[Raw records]

┌────────

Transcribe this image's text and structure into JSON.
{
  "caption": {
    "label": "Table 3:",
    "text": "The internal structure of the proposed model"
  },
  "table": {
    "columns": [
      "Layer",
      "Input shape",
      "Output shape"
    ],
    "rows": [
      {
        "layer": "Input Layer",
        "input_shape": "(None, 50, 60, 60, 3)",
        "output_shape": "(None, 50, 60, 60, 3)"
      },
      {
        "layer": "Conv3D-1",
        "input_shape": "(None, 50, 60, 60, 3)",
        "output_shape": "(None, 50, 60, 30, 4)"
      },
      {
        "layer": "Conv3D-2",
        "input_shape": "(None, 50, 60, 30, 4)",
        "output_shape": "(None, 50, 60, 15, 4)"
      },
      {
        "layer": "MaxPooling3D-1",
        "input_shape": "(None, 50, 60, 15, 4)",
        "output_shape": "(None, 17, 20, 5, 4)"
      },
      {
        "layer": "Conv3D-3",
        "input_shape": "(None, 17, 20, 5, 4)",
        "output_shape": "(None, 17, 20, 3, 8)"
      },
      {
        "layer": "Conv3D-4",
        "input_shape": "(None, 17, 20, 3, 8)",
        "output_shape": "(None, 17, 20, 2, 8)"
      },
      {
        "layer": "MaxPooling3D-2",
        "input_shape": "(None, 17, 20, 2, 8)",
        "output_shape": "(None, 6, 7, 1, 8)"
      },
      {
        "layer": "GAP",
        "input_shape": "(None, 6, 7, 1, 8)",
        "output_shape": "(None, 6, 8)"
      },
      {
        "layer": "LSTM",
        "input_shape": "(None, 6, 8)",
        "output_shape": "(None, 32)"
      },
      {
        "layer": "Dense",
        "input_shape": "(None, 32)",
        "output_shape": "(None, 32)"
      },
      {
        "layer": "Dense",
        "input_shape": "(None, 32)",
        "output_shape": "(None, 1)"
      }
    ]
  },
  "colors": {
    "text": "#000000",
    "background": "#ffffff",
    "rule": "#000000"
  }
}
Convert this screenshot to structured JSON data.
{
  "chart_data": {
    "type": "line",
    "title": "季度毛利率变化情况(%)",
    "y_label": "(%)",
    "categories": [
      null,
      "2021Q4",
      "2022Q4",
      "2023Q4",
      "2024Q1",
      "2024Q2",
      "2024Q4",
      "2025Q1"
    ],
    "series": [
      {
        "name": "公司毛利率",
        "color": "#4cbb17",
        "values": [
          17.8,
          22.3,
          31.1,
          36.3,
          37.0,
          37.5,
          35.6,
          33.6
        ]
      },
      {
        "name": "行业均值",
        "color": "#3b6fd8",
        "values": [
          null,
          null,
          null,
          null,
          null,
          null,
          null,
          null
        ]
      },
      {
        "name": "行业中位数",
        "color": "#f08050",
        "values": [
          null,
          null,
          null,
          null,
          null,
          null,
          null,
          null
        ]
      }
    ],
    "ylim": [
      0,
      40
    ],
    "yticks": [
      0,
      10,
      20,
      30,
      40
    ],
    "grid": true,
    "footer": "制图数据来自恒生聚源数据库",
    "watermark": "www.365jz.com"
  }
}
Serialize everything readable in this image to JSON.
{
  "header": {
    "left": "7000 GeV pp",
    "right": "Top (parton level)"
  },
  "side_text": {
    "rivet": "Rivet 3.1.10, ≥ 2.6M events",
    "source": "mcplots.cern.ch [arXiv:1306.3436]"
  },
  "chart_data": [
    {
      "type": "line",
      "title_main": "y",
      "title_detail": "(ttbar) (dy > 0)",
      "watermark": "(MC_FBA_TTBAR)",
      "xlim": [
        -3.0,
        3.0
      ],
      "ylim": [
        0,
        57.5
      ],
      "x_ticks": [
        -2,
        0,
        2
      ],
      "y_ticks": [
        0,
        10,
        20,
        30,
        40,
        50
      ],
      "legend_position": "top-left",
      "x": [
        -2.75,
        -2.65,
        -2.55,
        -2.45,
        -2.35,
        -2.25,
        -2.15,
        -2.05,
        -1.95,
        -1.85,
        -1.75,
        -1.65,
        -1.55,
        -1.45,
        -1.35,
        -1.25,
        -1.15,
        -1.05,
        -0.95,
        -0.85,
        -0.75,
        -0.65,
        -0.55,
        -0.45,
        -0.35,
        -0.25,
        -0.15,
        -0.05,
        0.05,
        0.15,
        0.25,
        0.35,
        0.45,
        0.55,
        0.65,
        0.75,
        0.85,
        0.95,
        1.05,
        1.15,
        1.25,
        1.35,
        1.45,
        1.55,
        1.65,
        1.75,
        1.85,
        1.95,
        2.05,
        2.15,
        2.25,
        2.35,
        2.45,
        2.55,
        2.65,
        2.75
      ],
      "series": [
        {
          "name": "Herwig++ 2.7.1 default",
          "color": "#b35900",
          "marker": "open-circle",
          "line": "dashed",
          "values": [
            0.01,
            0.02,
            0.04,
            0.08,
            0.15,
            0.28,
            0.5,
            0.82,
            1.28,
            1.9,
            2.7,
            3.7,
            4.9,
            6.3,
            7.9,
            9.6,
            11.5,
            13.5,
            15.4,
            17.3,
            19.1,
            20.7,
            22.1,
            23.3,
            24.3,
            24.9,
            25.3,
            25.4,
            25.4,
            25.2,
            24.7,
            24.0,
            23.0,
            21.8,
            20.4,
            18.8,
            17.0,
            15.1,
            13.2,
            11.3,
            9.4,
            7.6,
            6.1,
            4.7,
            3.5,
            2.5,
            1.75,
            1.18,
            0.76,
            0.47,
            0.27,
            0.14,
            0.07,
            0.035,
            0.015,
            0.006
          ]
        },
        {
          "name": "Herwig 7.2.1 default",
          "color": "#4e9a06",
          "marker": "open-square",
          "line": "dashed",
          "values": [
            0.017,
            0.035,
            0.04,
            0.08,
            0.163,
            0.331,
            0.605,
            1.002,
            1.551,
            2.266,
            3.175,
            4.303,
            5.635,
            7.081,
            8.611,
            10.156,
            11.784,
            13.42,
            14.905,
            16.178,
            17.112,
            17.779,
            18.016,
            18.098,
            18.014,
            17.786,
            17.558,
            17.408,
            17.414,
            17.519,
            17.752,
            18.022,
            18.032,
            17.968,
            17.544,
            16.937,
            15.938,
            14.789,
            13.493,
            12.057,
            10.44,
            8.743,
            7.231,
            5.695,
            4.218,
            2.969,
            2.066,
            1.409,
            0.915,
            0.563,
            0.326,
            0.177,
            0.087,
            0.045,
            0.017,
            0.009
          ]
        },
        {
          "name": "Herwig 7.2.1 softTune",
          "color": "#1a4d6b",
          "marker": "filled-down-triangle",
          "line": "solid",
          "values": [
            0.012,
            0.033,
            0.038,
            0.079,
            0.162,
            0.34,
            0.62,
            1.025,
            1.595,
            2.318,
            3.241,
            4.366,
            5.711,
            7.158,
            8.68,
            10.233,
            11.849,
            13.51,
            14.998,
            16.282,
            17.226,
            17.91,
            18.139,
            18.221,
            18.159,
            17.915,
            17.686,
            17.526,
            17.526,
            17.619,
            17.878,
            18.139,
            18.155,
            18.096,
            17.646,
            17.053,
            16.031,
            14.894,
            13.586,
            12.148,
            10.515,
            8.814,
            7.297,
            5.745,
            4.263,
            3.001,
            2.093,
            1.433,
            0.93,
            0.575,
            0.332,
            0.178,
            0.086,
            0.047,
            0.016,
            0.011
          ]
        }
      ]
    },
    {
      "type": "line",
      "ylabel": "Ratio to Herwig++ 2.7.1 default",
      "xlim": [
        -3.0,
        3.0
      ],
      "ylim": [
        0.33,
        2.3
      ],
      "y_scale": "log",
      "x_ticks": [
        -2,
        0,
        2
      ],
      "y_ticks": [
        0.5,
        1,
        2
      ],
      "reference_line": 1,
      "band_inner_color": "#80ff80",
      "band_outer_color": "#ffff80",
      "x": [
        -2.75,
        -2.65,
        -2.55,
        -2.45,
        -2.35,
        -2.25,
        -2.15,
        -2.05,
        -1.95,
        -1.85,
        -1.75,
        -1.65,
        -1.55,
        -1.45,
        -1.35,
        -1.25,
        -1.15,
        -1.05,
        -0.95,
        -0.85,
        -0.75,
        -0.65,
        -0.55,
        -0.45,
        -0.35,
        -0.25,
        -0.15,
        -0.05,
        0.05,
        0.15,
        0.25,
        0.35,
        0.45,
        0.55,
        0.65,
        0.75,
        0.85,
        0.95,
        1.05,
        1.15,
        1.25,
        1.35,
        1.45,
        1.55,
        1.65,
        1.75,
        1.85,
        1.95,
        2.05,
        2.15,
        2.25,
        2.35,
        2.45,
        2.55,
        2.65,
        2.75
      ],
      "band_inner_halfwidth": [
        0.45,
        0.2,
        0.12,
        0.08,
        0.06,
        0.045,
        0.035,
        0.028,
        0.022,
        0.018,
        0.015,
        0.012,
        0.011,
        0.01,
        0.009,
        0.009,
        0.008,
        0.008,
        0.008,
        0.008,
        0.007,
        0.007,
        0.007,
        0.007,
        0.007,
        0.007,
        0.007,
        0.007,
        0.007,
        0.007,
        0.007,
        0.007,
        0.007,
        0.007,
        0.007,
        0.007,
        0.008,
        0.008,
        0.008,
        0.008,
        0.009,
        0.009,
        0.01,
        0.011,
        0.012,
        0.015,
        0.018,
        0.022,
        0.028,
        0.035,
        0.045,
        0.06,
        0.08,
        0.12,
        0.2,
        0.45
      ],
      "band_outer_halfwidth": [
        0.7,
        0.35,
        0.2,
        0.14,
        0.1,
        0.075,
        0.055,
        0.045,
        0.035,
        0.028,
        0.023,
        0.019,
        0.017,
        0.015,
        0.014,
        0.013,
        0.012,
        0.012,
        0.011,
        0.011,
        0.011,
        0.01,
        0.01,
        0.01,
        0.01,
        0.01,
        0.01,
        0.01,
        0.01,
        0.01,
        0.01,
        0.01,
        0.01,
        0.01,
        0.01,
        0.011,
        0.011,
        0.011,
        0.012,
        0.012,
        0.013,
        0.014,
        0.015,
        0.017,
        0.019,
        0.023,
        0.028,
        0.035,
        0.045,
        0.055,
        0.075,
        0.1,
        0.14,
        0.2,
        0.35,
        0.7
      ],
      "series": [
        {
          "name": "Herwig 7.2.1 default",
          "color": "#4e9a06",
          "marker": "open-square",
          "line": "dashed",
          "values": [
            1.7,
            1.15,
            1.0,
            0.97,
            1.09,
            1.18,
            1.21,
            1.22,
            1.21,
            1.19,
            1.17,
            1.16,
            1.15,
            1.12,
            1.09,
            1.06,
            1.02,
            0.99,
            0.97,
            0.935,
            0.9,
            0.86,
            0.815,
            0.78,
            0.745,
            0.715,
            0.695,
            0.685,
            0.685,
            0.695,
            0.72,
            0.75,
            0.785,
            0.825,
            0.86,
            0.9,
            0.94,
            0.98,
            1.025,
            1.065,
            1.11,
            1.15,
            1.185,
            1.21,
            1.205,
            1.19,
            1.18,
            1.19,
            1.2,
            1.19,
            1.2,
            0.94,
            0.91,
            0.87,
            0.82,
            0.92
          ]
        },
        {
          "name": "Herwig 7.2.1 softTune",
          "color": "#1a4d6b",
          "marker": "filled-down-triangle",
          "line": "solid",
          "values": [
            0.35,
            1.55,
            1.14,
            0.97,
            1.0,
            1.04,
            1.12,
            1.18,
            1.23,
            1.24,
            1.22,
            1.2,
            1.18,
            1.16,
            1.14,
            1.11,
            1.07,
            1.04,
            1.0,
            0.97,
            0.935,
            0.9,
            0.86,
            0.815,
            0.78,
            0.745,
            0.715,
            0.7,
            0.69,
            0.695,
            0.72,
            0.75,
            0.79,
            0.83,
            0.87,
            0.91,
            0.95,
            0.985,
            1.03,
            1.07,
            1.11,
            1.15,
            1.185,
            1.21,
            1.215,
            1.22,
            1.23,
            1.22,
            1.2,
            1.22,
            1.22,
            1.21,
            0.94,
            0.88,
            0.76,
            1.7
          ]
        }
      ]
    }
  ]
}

└────────

» **SET TASK**: Count how many lines hold the string "default" and give that number alone.

» **THE COMPLETED TASK**: 4